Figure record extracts
-- begin --

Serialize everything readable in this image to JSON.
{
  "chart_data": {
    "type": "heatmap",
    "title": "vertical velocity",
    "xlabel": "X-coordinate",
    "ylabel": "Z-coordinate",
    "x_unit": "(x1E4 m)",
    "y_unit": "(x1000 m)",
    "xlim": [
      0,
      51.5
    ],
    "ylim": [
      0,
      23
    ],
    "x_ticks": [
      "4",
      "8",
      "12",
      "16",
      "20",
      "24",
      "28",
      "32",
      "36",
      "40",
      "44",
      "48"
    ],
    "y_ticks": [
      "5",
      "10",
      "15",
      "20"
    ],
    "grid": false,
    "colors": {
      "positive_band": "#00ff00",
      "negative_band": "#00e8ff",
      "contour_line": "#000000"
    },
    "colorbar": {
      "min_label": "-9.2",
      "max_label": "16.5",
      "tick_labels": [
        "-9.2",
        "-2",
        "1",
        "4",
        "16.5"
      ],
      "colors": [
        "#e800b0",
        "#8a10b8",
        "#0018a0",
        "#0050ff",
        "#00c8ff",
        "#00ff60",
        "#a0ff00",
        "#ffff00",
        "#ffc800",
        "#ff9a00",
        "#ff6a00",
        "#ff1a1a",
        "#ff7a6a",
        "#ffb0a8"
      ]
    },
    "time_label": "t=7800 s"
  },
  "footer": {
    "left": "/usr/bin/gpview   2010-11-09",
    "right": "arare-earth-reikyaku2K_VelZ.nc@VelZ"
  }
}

-- end --

# Task to complete:
Every record shown above should be written out again exactly.

# Output of the task:
Serialize everything readable in this image to JSON.
{
  "chart_data": {
    "type": "heatmap",
    "title": "vertical velocity",
    "xlabel": "X-coordinate",
    "ylabel": "Z-coordinate",
    "x_unit": "(x1E4 m)",
    "y_unit": "(x1000 m)",
    "xlim": [
      0,
      51.5
    ],
    "ylim": [
      0,
      23
    ],
    "x_ticks": [
      "4",
      "8",
      "12",
      "16",
      "20",
      "24",
      "28",
      "32",
      "36",
      "40",
      "44",
      "48"
    ],
    "y_ticks": [
      "5",
      "10",
      "15",
      "20"
    ],
    "grid": false,
    "colors": {
      "positive_band": "#00ff00",
      "negative_band": "#00e8ff",
      "contour_line": "#000000"
    },
    "colorbar": {
      "min_label": "-9.2",
      "max_label": "16.5",
      "tick_labels": [
        "-9.2",
        "-2",
        "1",
        "4",
        "16.5"
      ],
      "colors": [
        "#e800b0",
        "#8a10b8",
        "#0018a0",
        "#0050ff",
        "#00c8ff",
        "#00ff60",
        "#a0ff00",
        "#ffff00",
        "#ffc800",
        "#ff9a00",
        "#ff6a00",
        "#ff1a1a",
        "#ff7a6a",
        "#ffb0a8"
      ]
    },
    "time_label": "t=7800 s"
  },
  "footer": {
    "left": "/usr/bin/gpview   2010-11-09",
    "right": "arare-earth-reikyaku2K_VelZ.nc@VelZ"
  }
}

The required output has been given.